■ YOUR OBJECTIVE: Among the entries below, find every line that contains the string "valt", then copy it.
*** Block opens ***
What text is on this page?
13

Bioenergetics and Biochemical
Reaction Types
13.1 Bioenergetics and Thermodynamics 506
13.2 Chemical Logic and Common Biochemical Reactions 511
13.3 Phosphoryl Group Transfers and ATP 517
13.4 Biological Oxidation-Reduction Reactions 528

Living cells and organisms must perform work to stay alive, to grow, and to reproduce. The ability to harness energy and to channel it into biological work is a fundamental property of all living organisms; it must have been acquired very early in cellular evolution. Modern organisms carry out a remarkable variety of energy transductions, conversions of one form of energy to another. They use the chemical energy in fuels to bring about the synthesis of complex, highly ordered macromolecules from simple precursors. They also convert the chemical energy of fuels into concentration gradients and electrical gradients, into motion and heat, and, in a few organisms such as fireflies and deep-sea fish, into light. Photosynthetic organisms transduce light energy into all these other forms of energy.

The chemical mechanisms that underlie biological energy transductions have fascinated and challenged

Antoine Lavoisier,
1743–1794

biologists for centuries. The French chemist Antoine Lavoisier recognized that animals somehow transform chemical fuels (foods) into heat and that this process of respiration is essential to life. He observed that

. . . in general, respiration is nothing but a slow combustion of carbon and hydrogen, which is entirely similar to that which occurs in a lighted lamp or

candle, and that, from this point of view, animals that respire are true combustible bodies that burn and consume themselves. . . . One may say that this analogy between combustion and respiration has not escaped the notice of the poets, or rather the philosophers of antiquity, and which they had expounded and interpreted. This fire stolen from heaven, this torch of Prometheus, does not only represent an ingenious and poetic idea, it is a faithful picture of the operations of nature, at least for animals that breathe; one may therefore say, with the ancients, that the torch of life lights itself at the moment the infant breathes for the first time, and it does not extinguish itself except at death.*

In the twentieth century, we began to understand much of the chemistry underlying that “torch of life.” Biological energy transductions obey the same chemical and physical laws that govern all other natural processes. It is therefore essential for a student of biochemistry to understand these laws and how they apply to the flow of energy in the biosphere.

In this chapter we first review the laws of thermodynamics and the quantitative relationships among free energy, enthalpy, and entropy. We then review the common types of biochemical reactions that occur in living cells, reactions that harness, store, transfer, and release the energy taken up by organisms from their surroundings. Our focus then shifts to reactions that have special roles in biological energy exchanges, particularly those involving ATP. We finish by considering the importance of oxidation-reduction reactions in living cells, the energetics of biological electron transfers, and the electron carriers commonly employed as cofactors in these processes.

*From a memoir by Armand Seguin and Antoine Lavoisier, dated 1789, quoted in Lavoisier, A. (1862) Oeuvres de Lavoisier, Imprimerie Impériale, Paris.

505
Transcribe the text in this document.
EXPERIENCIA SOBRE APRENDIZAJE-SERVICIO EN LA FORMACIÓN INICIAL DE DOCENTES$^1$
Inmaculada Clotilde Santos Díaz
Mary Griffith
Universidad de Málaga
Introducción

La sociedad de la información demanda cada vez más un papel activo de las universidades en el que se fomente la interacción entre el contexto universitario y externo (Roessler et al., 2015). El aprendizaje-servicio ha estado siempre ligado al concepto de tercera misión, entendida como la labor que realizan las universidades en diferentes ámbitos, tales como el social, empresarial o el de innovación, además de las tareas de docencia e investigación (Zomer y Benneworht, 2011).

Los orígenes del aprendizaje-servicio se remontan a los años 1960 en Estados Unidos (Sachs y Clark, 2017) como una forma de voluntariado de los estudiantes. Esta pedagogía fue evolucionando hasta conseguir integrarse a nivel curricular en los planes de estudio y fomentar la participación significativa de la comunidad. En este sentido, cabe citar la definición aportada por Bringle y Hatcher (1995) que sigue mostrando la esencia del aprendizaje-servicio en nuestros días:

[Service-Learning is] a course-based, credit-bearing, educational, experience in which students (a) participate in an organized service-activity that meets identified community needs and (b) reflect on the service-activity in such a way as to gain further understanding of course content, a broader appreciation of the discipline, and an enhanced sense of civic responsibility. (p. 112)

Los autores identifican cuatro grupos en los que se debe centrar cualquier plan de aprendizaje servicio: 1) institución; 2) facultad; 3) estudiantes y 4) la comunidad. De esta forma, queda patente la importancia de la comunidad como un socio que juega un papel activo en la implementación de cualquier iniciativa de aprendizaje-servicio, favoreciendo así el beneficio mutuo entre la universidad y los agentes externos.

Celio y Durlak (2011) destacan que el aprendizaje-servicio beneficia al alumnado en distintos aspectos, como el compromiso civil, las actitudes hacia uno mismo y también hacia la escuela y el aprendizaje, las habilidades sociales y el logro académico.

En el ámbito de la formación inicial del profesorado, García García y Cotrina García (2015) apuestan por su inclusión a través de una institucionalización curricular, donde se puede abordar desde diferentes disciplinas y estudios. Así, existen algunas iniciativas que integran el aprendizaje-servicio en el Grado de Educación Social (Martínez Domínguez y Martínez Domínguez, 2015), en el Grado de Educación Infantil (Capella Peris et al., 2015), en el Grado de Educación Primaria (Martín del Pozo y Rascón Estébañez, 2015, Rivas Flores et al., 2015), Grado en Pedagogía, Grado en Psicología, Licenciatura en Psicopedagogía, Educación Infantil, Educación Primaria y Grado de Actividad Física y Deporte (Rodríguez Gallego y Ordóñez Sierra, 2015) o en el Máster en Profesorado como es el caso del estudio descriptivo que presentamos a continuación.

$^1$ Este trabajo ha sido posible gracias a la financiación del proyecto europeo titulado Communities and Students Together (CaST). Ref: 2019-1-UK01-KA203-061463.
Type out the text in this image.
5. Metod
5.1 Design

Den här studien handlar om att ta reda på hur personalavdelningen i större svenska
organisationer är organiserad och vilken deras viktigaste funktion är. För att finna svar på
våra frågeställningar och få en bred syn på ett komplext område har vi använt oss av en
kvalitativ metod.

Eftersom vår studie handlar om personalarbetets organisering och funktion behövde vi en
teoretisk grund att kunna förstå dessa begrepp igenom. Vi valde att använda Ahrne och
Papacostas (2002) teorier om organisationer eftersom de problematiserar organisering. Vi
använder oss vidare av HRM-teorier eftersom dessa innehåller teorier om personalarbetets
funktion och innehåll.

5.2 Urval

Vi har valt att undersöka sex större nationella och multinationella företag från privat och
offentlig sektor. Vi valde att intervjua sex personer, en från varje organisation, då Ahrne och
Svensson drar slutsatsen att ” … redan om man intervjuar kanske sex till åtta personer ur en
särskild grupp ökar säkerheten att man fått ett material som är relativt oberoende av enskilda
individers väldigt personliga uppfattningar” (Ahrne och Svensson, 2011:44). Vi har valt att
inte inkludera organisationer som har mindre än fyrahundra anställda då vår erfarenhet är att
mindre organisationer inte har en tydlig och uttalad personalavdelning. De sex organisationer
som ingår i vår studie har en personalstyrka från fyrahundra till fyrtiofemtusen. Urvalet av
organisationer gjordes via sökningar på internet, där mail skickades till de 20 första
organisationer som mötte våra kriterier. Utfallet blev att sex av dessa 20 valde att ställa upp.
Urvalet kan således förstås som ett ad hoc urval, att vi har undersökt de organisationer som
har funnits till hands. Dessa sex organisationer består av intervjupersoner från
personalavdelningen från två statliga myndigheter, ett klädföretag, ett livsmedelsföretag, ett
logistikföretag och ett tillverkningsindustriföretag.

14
*** Block closes ***
■ TASK SOLUTION:
Vi har valt att undersöka sex större nationella och multinationella företag från privat och
individers väldigt personliga uppfattningar” (Ahrne och Svensson, 2011:44). Vi har valt att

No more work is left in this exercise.